* _YOUR OBJECTIVE_: List the lines from the one containing "menu-item-description: Scramble eggs, tomatoes, onion" up to and including the one containing "menu-item-name: Torta Salsa" as a numbered list, omitting any blank lines.

[Data drawn from a collection]

* Start *

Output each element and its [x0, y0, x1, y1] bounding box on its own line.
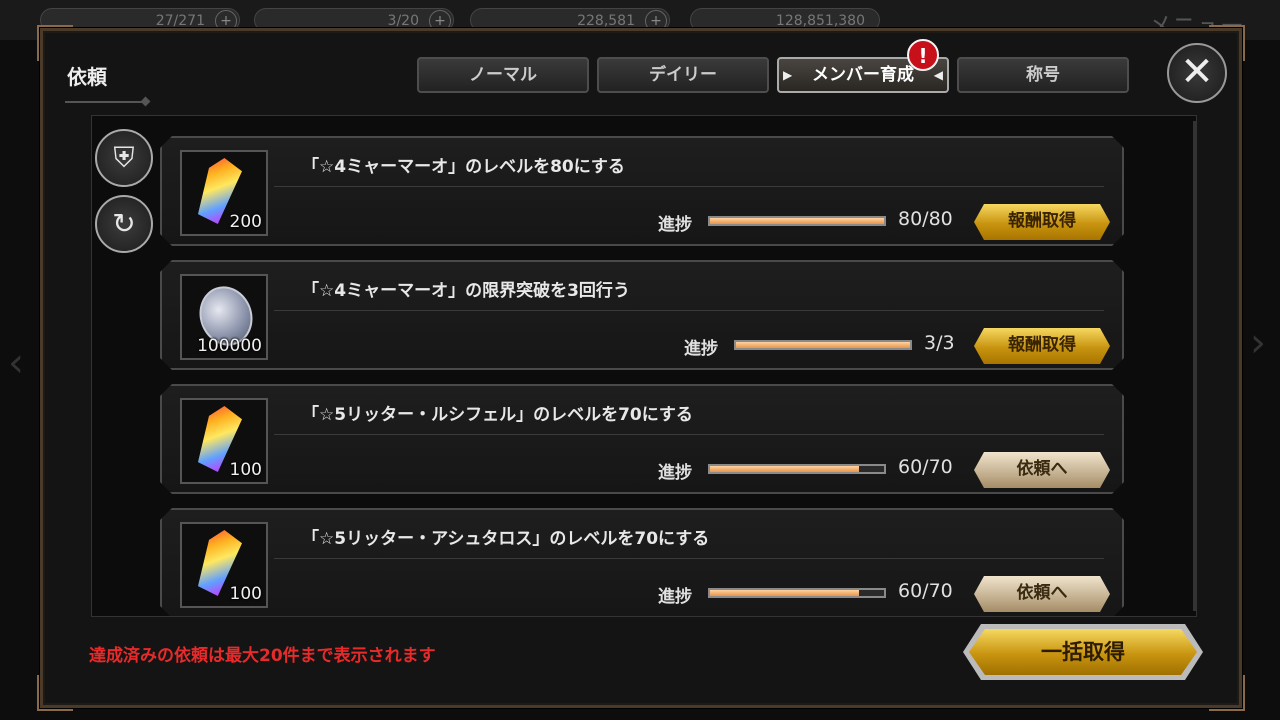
tab-label: ノーマル: [469, 65, 537, 85]
reward-slot: 100000: [180, 274, 268, 360]
tab-arrow-left-icon: ▶: [783, 68, 793, 82]
progress-fill: [710, 218, 884, 224]
progress-bar: [734, 340, 912, 350]
tab-title[interactable]: 称号: [957, 57, 1129, 93]
bp-value: 3/20: [387, 13, 419, 29]
quest-title: 「☆4ミャーマーオ」のレベルを80にする: [302, 157, 625, 177]
claim-reward-button[interactable]: 報酬取得: [974, 328, 1110, 364]
close-button[interactable]: ✕: [1167, 43, 1227, 103]
progress-bar: [708, 464, 886, 474]
refresh-icon[interactable]: ↻: [95, 195, 153, 253]
scrollbar[interactable]: [1193, 121, 1197, 611]
reward-quantity: 100: [229, 584, 262, 604]
quest-list[interactable]: 200 「☆4ミャーマーオ」のレベルを80にする 進捗 80/80 報酬取得 1…: [91, 115, 1197, 617]
progress-value: 60/70: [898, 580, 953, 602]
tab-normal[interactable]: ノーマル: [417, 57, 589, 93]
progress-bar: [708, 216, 886, 226]
quest-card: 100 「☆5リッター・ルシフェル」のレベルを70にする 進捗 60/70 依頼…: [160, 384, 1124, 494]
frame-corner: [37, 675, 73, 711]
claim-reward-button[interactable]: 報酬取得: [974, 204, 1110, 240]
quest-modal: 依頼 ノーマル デイリー ▶ メンバー育成 ◀ 称号 ! ✕ 200 「☆4ミャ…: [37, 25, 1245, 711]
progress-label: 進捗: [658, 463, 692, 483]
frame-corner: [37, 25, 73, 61]
tab-daily[interactable]: デイリー: [597, 57, 769, 93]
reward-slot: 100: [180, 522, 268, 608]
progress-value: 60/70: [898, 456, 953, 478]
progress-value: 80/80: [898, 208, 953, 230]
tab-label: デイリー: [649, 65, 717, 85]
divider: [274, 434, 1104, 435]
right-chevron-icon: ›: [1250, 320, 1266, 366]
bulk-claim-button[interactable]: 一括取得: [969, 629, 1197, 675]
coin-value: 128,851,380: [775, 13, 865, 29]
footer-note: 達成済みの依頼は最大20件まで表示されます: [89, 646, 436, 666]
progress-fill: [710, 466, 859, 472]
frame-corner: [1209, 675, 1245, 711]
go-to-quest-button[interactable]: 依頼へ: [974, 452, 1110, 488]
progress-label: 進捗: [658, 215, 692, 235]
reward-quantity: 100000: [197, 336, 262, 356]
divider: [274, 310, 1104, 311]
quest-card: 100000 「☆4ミャーマーオ」の限界突破を3回行う 進捗 3/3 報酬取得: [160, 260, 1124, 370]
quest-title: 「☆5リッター・アシュタロス」のレベルを70にする: [302, 529, 710, 549]
divider: [274, 186, 1104, 187]
ap-value: 27/271: [155, 13, 205, 29]
progress-bar: [708, 588, 886, 598]
divider: [274, 558, 1104, 559]
go-to-quest-button[interactable]: 依頼へ: [974, 576, 1110, 612]
reward-slot: 200: [180, 150, 268, 236]
progress-fill: [736, 342, 910, 348]
progress-value: 3/3: [924, 332, 955, 354]
quest-title: 「☆5リッター・ルシフェル」のレベルを70にする: [302, 405, 693, 425]
quest-card: 100 「☆5リッター・アシュタロス」のレベルを70にする 進捗 60/70 依…: [160, 508, 1124, 617]
tab-label: メンバー育成: [812, 65, 914, 85]
reward-quantity: 200: [229, 212, 262, 232]
reward-quantity: 100: [229, 460, 262, 480]
progress-fill: [710, 590, 859, 596]
alert-badge-icon: !: [907, 39, 939, 71]
left-chevron-icon: ‹: [8, 340, 24, 386]
stone-value: 228,581: [577, 13, 635, 29]
knight-helmet-icon[interactable]: ⛨: [95, 129, 153, 187]
quest-card: 200 「☆4ミャーマーオ」のレベルを80にする 進捗 80/80 報酬取得: [160, 136, 1124, 246]
progress-label: 進捗: [658, 587, 692, 607]
tab-label: 称号: [1026, 65, 1060, 85]
quest-title: 「☆4ミャーマーオ」の限界突破を3回行う: [302, 281, 630, 301]
reward-slot: 100: [180, 398, 268, 484]
title-ornament: [65, 101, 145, 103]
modal-title: 依頼: [67, 65, 107, 89]
progress-label: 進捗: [684, 339, 718, 359]
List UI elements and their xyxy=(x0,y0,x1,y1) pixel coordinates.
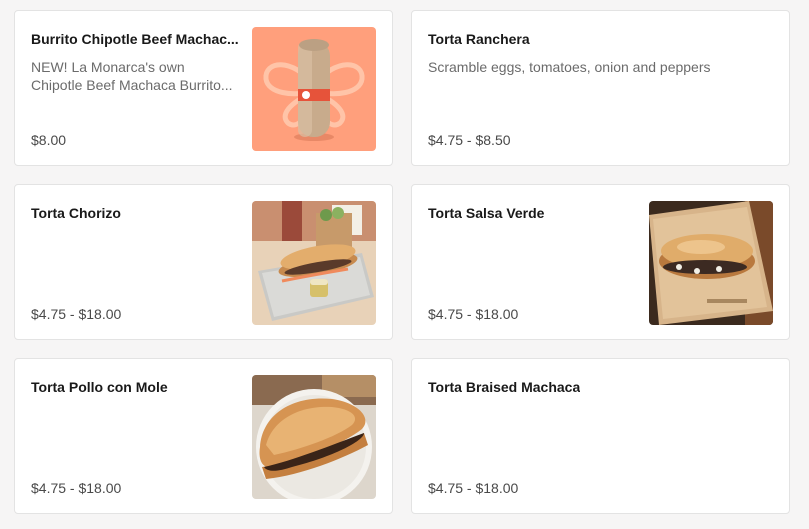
menu-item-description: Scramble eggs, tomatoes, onion and peppe… xyxy=(428,58,711,76)
menu-item-card[interactable]: Burrito Chipotle Beef Machac... NEW! La … xyxy=(14,10,393,166)
menu-item-name: Torta Salsa Verde xyxy=(428,205,545,221)
menu-item-description-line: Chipotle Beef Machaca Burrito... xyxy=(31,77,233,93)
menu-item-price: $4.75 - $8.50 xyxy=(428,132,511,148)
menu-item-price: $4.75 - $18.00 xyxy=(31,306,122,322)
torta-pollo-con-mole-photo xyxy=(252,375,376,499)
menu-item-card[interactable]: Torta Braised Machaca $4.75 - $18.00 xyxy=(411,358,790,514)
menu-item-card[interactable]: Torta Salsa Verde $4.75 - $18.00 xyxy=(411,184,790,340)
menu-item-name: Burrito Chipotle Beef Machac... xyxy=(31,31,239,47)
menu-item-description-line: NEW! La Monarca's own xyxy=(31,59,185,75)
menu-item-name: Torta Chorizo xyxy=(31,205,121,221)
burrito-photo xyxy=(252,27,376,151)
torta-chorizo-photo xyxy=(252,201,376,325)
menu-item-description-line: Scramble eggs, tomatoes, onion and peppe… xyxy=(428,59,711,75)
menu-item-name: Torta Braised Machaca xyxy=(428,379,581,395)
menu-item-price: $4.75 - $18.00 xyxy=(428,480,519,496)
torta-salsa-verde-photo xyxy=(649,201,773,325)
menu-item-card[interactable]: Torta Pollo con Mole $4.75 - $18.00 xyxy=(14,358,393,514)
menu-item-price: $4.75 - $18.00 xyxy=(31,480,122,496)
menu-item-description: NEW! La Monarca's own Chipotle Beef Mach… xyxy=(31,58,233,94)
menu-item-card[interactable]: Torta Ranchera Scramble eggs, tomatoes, … xyxy=(411,10,790,166)
menu-item-card[interactable]: Torta Chorizo $4.75 - $18.00 xyxy=(14,184,393,340)
menu-item-name: Torta Ranchera xyxy=(428,31,530,47)
menu-item-price: $8.00 xyxy=(31,132,67,148)
menu-item-price: $4.75 - $18.00 xyxy=(428,306,519,322)
menu-item-name: Torta Pollo con Mole xyxy=(31,379,168,395)
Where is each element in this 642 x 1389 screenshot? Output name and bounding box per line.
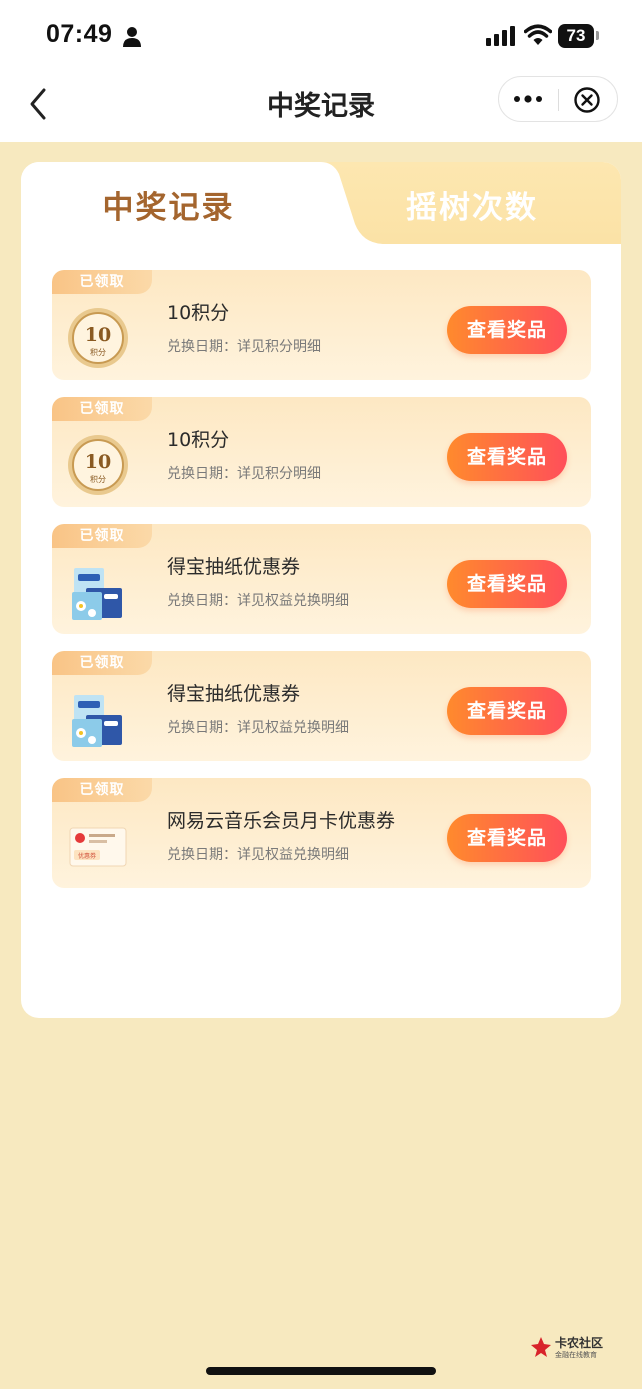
tab-winning-records[interactable]: 中奖记录 (61, 182, 276, 227)
coin-value: 10 (85, 324, 111, 346)
miniprogram-capsule (498, 76, 618, 122)
prize-title: 得宝抽纸优惠券 (167, 683, 301, 705)
record-card: 已领取 优惠券 网易云音乐会员月卡优惠券 兑换日期：详见权益兑换明细 查看奖品 (52, 778, 591, 888)
prize-title: 得宝抽纸优惠券 (167, 556, 301, 578)
capsule-divider (558, 89, 559, 111)
watermark-subtitle: 金融在线教育 (555, 1351, 597, 1359)
coin-unit: 积分 (90, 474, 106, 484)
record-card: 已领取 10 积分 10积分 兑换日期：详见积分明细 查看奖品 (52, 397, 591, 507)
points-coin-icon: 10 积分 (68, 308, 128, 368)
close-icon[interactable] (573, 86, 601, 114)
view-prize-button[interactable]: 查看奖品 (447, 560, 567, 608)
record-card: 已领取 10 积分 10积分 兑换日期：详见积分明细 查看奖品 (52, 270, 591, 380)
home-indicator (206, 1367, 436, 1375)
wifi-icon (524, 24, 552, 45)
coin-unit: 积分 (90, 347, 106, 357)
claimed-tag: 已领取 (52, 270, 152, 294)
claimed-tag: 已领取 (52, 778, 152, 802)
person-icon (123, 27, 141, 47)
record-card: 已领取 得宝抽纸优惠券 兑换日期：详见权益兑换明细 查看奖品 (52, 524, 591, 634)
view-prize-button[interactable]: 查看奖品 (447, 306, 567, 354)
view-prize-button[interactable]: 查看奖品 (447, 687, 567, 735)
records-panel: 中奖记录 摇树次数 已领取 10 积分 10积分 兑换日期：详见积分明细 查看奖… (21, 162, 621, 1018)
points-coin-icon: 10 积分 (68, 435, 128, 495)
redeem-date: 兑换日期：详见积分明细 (167, 339, 321, 355)
watermark-logo-icon (531, 1337, 551, 1357)
watermark-title: 卡农社区 (555, 1336, 604, 1350)
tissue-pack-image (72, 695, 122, 747)
battery-indicator: 73 (558, 24, 594, 48)
battery-tip (596, 31, 599, 40)
tab-shake-count[interactable]: 摇树次数 (387, 182, 557, 227)
header: 07:49 73 中奖记录 (0, 0, 642, 142)
status-time: 07:49 (46, 20, 113, 48)
record-card: 已领取 得宝抽纸优惠券 兑换日期：详见权益兑换明细 查看奖品 (52, 651, 591, 761)
redeem-date: 兑换日期：详见积分明细 (167, 466, 321, 482)
prize-title: 10积分 (167, 302, 230, 324)
claimed-tag: 已领取 (52, 524, 152, 548)
prize-title: 10积分 (167, 429, 230, 451)
claimed-tag: 已领取 (52, 397, 152, 421)
coin-value: 10 (85, 451, 111, 473)
view-prize-button[interactable]: 查看奖品 (447, 814, 567, 862)
coupon-label: 优惠券 (78, 852, 96, 860)
redeem-date: 兑换日期：详见权益兑换明细 (167, 720, 349, 736)
redeem-date: 兑换日期：详见权益兑换明细 (167, 593, 349, 609)
music-coupon-image: 优惠券 (69, 827, 127, 867)
prize-title: 网易云音乐会员月卡优惠券 (167, 810, 396, 832)
view-prize-button[interactable]: 查看奖品 (447, 433, 567, 481)
signal-icon (486, 26, 515, 46)
redeem-date: 兑换日期：详见权益兑换明细 (167, 847, 349, 863)
more-icon[interactable] (513, 91, 543, 107)
tissue-pack-image (72, 568, 122, 620)
claimed-tag: 已领取 (52, 651, 152, 675)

* End *

* _EXERCISE RESPONSE_:
1. menu-item-description: Scramble eggs, tomatoes, onion and peppe… xyxy=(428,58,711,76)
2. menu-item-card[interactable]: Burrito Chipotle Beef Machac... NEW! La … xyxy=(14,10,393,166)
3. menu-item-name: Torta Salsa Verde xyxy=(428,205,545,221)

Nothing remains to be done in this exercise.